>> Begin PROVIDED DATA

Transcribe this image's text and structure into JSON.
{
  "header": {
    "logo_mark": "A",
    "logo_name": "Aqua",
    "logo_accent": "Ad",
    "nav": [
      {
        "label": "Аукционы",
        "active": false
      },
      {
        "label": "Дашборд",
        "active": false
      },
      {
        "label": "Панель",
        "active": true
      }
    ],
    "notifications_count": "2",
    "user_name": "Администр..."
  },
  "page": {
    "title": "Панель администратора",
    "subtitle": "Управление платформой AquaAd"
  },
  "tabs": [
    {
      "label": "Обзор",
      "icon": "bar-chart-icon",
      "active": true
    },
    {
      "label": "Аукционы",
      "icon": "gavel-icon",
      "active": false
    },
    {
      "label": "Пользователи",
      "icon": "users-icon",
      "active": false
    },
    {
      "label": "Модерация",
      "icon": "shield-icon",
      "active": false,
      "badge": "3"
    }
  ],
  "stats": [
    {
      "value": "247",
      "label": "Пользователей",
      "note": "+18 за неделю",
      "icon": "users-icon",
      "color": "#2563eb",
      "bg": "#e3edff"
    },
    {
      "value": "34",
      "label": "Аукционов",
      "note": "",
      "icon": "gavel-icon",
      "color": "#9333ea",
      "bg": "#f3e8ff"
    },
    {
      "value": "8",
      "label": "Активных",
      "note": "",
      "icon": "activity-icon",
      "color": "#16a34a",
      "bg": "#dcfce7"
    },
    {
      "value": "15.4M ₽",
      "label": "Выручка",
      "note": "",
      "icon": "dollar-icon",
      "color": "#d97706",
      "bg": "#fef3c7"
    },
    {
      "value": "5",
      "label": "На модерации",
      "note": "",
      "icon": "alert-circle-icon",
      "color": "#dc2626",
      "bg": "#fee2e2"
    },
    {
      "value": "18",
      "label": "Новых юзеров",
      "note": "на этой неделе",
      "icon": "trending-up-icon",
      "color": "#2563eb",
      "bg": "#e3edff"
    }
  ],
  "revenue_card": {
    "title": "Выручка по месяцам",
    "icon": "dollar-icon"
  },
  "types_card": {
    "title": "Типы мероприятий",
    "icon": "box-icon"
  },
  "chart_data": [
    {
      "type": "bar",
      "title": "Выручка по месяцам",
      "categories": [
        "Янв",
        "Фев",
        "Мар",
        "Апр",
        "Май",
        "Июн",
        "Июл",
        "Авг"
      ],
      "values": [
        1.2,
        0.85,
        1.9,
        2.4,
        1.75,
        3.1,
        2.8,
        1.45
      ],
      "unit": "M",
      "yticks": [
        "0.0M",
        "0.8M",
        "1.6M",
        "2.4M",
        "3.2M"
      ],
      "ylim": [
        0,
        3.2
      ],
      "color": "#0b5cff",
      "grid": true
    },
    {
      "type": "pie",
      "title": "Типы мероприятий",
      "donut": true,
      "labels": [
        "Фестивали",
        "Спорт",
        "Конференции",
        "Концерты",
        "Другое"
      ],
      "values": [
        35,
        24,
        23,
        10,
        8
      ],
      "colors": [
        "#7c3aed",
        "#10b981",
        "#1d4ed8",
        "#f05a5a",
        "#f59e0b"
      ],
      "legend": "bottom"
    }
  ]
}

>> End PROVIDED DATA

* _WHAT TO DO_
From the data, list each line in which the string "Типы" appears.

* _SOLUTION TO THE EXERCISE_
    "title": "Типы мероприятий",
      "title": "Типы мероприятий",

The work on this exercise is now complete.